Data entries -
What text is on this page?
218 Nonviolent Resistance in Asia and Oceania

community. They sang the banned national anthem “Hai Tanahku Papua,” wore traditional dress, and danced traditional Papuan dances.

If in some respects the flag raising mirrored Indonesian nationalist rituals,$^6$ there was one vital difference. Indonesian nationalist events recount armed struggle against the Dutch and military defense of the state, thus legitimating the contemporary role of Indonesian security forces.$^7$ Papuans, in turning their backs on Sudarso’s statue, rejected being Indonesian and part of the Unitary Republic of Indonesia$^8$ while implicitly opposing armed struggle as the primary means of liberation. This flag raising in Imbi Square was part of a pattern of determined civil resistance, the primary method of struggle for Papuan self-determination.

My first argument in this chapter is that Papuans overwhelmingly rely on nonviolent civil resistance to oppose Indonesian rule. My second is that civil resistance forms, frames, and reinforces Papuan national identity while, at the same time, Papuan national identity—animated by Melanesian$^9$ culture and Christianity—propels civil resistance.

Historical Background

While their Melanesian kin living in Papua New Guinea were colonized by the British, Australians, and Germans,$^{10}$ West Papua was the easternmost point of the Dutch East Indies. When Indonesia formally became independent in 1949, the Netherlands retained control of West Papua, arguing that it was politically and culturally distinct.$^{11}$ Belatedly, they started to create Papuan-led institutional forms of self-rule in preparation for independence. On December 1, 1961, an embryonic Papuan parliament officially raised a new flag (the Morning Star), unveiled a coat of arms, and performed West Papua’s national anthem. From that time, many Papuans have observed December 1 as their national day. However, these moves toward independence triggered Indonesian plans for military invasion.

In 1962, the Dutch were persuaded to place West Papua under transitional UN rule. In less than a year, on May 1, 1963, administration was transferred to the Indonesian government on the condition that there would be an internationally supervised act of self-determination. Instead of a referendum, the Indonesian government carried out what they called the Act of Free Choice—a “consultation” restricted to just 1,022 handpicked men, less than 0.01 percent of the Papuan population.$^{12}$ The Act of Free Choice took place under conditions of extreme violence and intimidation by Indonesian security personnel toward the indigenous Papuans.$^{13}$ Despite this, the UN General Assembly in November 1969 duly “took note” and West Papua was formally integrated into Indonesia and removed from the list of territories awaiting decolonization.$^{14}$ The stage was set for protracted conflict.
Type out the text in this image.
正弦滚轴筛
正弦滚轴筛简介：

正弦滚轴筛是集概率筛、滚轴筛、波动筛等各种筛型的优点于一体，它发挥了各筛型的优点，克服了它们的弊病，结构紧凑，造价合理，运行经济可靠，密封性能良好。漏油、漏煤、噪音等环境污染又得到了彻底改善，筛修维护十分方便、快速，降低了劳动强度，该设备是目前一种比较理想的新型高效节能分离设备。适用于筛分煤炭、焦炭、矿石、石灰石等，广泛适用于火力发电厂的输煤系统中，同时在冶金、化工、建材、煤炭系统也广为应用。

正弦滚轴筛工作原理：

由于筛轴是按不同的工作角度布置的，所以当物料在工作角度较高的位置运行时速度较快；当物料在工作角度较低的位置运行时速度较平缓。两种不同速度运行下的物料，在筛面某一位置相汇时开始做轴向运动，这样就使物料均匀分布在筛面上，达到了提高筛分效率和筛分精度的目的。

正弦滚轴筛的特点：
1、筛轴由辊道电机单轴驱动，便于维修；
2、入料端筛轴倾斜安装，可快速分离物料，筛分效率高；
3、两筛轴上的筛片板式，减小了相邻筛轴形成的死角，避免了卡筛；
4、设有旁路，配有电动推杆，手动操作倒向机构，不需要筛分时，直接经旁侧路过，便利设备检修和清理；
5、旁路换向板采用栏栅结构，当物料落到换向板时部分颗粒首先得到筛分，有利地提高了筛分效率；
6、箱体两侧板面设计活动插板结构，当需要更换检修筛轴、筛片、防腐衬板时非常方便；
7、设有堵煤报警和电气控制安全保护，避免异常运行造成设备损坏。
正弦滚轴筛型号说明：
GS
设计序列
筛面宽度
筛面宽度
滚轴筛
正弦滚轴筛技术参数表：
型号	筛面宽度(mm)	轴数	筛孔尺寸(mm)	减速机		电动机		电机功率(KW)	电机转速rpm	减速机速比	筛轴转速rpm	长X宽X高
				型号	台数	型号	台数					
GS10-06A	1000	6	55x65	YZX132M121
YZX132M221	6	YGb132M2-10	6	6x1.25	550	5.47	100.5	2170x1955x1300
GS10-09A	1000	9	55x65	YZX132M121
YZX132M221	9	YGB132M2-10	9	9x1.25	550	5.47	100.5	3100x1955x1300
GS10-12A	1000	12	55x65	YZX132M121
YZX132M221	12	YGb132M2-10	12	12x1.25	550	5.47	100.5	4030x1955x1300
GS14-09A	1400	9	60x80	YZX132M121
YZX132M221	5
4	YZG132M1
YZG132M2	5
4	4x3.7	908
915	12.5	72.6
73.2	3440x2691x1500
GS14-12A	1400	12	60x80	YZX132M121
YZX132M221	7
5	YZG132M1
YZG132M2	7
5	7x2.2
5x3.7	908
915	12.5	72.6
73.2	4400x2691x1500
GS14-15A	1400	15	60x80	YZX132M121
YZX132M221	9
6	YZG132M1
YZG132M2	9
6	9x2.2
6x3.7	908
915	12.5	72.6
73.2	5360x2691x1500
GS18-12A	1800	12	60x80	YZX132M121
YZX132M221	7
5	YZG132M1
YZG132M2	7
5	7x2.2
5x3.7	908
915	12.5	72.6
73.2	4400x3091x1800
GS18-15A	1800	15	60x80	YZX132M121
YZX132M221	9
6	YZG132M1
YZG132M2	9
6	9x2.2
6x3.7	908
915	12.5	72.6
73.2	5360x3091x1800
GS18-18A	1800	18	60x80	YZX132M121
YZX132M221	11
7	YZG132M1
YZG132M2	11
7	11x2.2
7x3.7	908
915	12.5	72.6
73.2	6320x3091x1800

Do this - Faithfully transcribe the whole of the data.

Solution for this exercise -
What text is on this page?
218 Nonviolent Resistance in Asia and Oceania

community. They sang the banned national anthem “Hai Tanahku Papua,” wore traditional dress, and danced traditional Papuan dances.

If in some respects the flag raising mirrored Indonesian nationalist rituals,$^6$ there was one vital difference. Indonesian nationalist events recount armed struggle against the Dutch and military defense of the state, thus legitimating the contemporary role of Indonesian security forces.$^7$ Papuans, in turning their backs on Sudarso’s statue, rejected being Indonesian and part of the Unitary Republic of Indonesia$^8$ while implicitly opposing armed struggle as the primary means of liberation. This flag raising in Imbi Square was part of a pattern of determined civil resistance, the primary method of struggle for Papuan self-determination.

My first argument in this chapter is that Papuans overwhelmingly rely on nonviolent civil resistance to oppose Indonesian rule. My second is that civil resistance forms, frames, and reinforces Papuan national identity while, at the same time, Papuan national identity—animated by Melanesian$^9$ culture and Christianity—propels civil resistance.

Historical Background

While their Melanesian kin living in Papua New Guinea were colonized by the British, Australians, and Germans,$^{10}$ West Papua was the easternmost point of the Dutch East Indies. When Indonesia formally became independent in 1949, the Netherlands retained control of West Papua, arguing that it was politically and culturally distinct.$^{11}$ Belatedly, they started to create Papuan-led institutional forms of self-rule in preparation for independence. On December 1, 1961, an embryonic Papuan parliament officially raised a new flag (the Morning Star), unveiled a coat of arms, and performed West Papua’s national anthem. From that time, many Papuans have observed December 1 as their national day. However, these moves toward independence triggered Indonesian plans for military invasion.

In 1962, the Dutch were persuaded to place West Papua under transitional UN rule. In less than a year, on May 1, 1963, administration was transferred to the Indonesian government on the condition that there would be an internationally supervised act of self-determination. Instead of a referendum, the Indonesian government carried out what they called the Act of Free Choice—a “consultation” restricted to just 1,022 handpicked men, less than 0.01 percent of the Papuan population.$^{12}$ The Act of Free Choice took place under conditions of extreme violence and intimidation by Indonesian security personnel toward the indigenous Papuans.$^{13}$ Despite this, the UN General Assembly in November 1969 duly “took note” and West Papua was formally integrated into Indonesia and removed from the list of territories awaiting decolonization.$^{14}$ The stage was set for protracted conflict.
Type out the text in this image.
正弦滚轴筛
正弦滚轴筛简介：

正弦滚轴筛是集概率筛、滚轴筛、波动筛等各种筛型的优点于一体，它发挥了各筛型的优点，克服了它们的弊病，结构紧凑，造价合理，运行经济可靠，密封性能良好。漏油、漏煤、噪音等环境污染又得到了彻底改善，筛修维护十分方便、快速，降低了劳动强度，该设备是目前一种比较理想的新型高效节能分离设备。适用于筛分煤炭、焦炭、矿石、石灰石等，广泛适用于火力发电厂的输煤系统中，同时在冶金、化工、建材、煤炭系统也广为应用。

正弦滚轴筛工作原理：

由于筛轴是按不同的工作角度布置的，所以当物料在工作角度较高的位置运行时速度较快；当物料在工作角度较低的位置运行时速度较平缓。两种不同速度运行下的物料，在筛面某一位置相汇时开始做轴向运动，这样就使物料均匀分布在筛面上，达到了提高筛分效率和筛分精度的目的。

正弦滚轴筛的特点：
1、筛轴由辊道电机单轴驱动，便于维修；
2、入料端筛轴倾斜安装，可快速分离物料，筛分效率高；
3、两筛轴上的筛片板式，减小了相邻筛轴形成的死角，避免了卡筛；
4、设有旁路，配有电动推杆，手动操作倒向机构，不需要筛分时，直接经旁侧路过，便利设备检修和清理；
5、旁路换向板采用栏栅结构，当物料落到换向板时部分颗粒首先得到筛分，有利地提高了筛分效率；
6、箱体两侧板面设计活动插板结构，当需要更换检修筛轴、筛片、防腐衬板时非常方便；
7、设有堵煤报警和电气控制安全保护，避免异常运行造成设备损坏。
正弦滚轴筛型号说明：
GS
设计序列
筛面宽度
筛面宽度
滚轴筛
正弦滚轴筛技术参数表：
型号	筛面宽度(mm)	轴数	筛孔尺寸(mm)	减速机		电动机		电机功率(KW)	电机转速rpm	减速机速比	筛轴转速rpm	长X宽X高
				型号	台数	型号	台数					
GS10-06A	1000	6	55x65	YZX132M121
YZX132M221	6	YGb132M2-10	6	6x1.25	550	5.47	100.5	2170x1955x1300
GS10-09A	1000	9	55x65	YZX132M121
YZX132M221	9	YGB132M2-10	9	9x1.25	550	5.47	100.5	3100x1955x1300
GS10-12A	1000	12	55x65	YZX132M121
YZX132M221	12	YGb132M2-10	12	12x1.25	550	5.47	100.5	4030x1955x1300
GS14-09A	1400	9	60x80	YZX132M121
YZX132M221	5
4	YZG132M1
YZG132M2	5
4	4x3.7	908
915	12.5	72.6
73.2	3440x2691x1500
GS14-12A	1400	12	60x80	YZX132M121
YZX132M221	7
5	YZG132M1
YZG132M2	7
5	7x2.2
5x3.7	908
915	12.5	72.6
73.2	4400x2691x1500
GS14-15A	1400	15	60x80	YZX132M121
YZX132M221	9
6	YZG132M1
YZG132M2	9
6	9x2.2
6x3.7	908
915	12.5	72.6
73.2	5360x2691x1500
GS18-12A	1800	12	60x80	YZX132M121
YZX132M221	7
5	YZG132M1
YZG132M2	7
5	7x2.2
5x3.7	908
915	12.5	72.6
73.2	4400x3091x1800
GS18-15A	1800	15	60x80	YZX132M121
YZX132M221	9
6	YZG132M1
YZG132M2	9
6	9x2.2
6x3.7	908
915	12.5	72.6
73.2	5360x3091x1800
GS18-18A	1800	18	60x80	YZX132M121
YZX132M221	11
7	YZG132M1
YZG132M2	11
7	11x2.2
7x3.7	908
915	12.5	72.6
73.2	6320x3091x1800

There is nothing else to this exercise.